What the task asks |
What is the number of lines containing "xuān"? Give only that number.

Provided information |
** Begin **

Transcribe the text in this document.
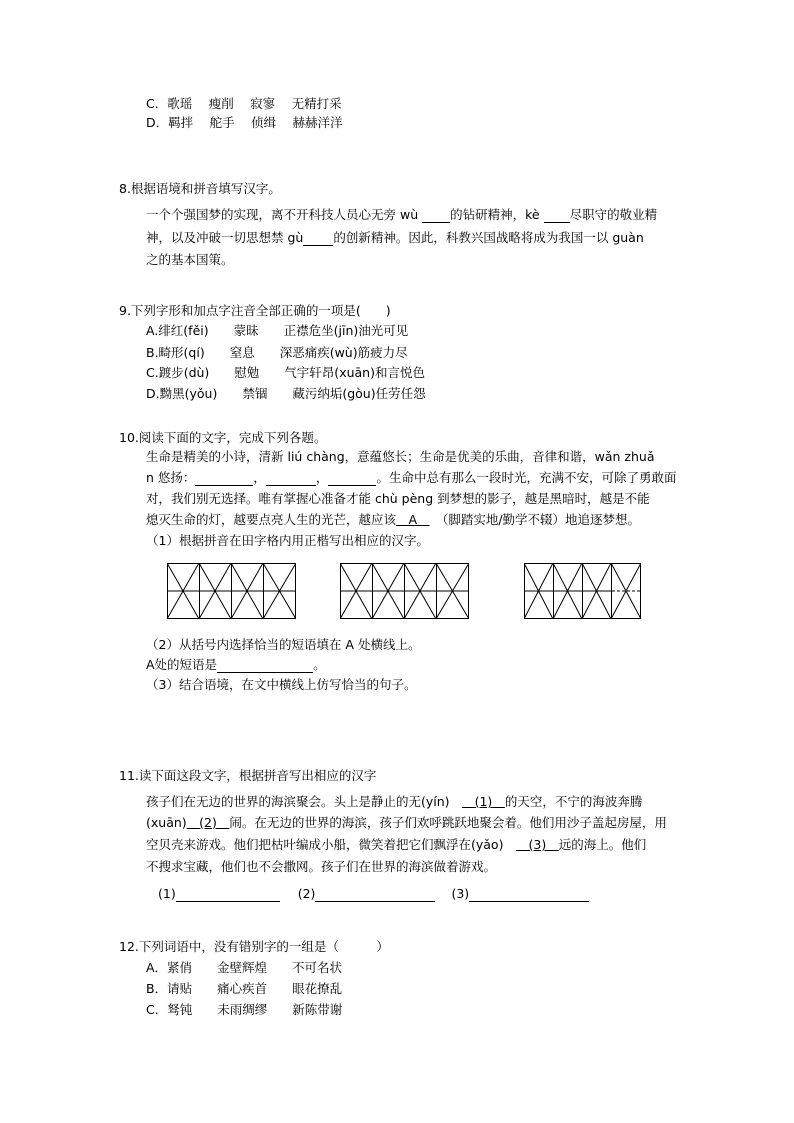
C．歌瑶　 瘦削　 寂寥　 无精打采
D．羁拌　 舵手　 侦缉　 赫赫洋洋
8.根据语境和拼音填写汉字。
一个个强国梦的实现，离不开科技人员心无旁 wù 的钻研精神，kè 尽职守的敬业精
神，以及冲破一切思想禁 gù 的创新精神。因此，科教兴国战略将成为我国一以 guàn
之的基本国策。
9.下列字形和加点字注音全部正确的一项是(　　)
A.绯红(fěi)　　蒙昧　　正襟危坐(jīn)油光可见
B.畸形(qí)　　窒息　　深恶痛疾(wù)筋疲力尽
C.踱步(dù)　　慰勉　　气宇轩昂(xuān)和言悦色
D.黝黑(yǒu)　　禁锢　　藏污纳垢(gòu)任劳任怨
10.阅读下面的文字，完成下列各题。
生命是精美的小诗，清新 liú chàng，意蕴悠长；生命是优美的乐曲，音律和谐，wǎn zhuǎ
n 悠扬：	，	，	。生命中总有那么一段时光，充满不安，可除了勇敢面
对，我们别无选择。唯有掌握心准备才能 chù pèng 到梦想的影子，越是黑暗时，越是不能
熄灭生命的灯，越要点亮人生的光芒，越应该　A　　（脚踏实地/勤学不辍）地追逐梦想。
（1）根据拼音在田字格内用正楷写出相应的汉字。
（2）从括号内选择恰当的短语填在 A 处横线上。
A处的短语是	。
（3）结合语境，在文中横线上仿写恰当的句子。
11.读下面这段文字，根据拼音写出相应的汉字
孩子们在无边的世界的海滨聚会。头上是静止的无(yín)　　 (1)　 的天空，不宁的海波奔腾
(xuān)　 (2)　 闹。在无边的世界的海滨，孩子们欢呼跳跃地聚会着。他们用沙子盖起房屋，用
空贝壳来游戏。他们把枯叶编成小船，微笑着把它们飘浮在(yǎo)　　 (3)　 远的海上。他们
不搜求宝藏，他们也不会撒网。孩子们在世界的海滨做着游戏。
(1)	(2)	(3)
12.下列词语中，没有错别字的一组是（　　　）
A．紧俏　　金壁辉煌　　不可名状
B．请贴　　痛心疾首　　眼花撩乱
C．驽钝　　未雨绸缪　　新陈带谢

** End **

Solution to this exercise |
2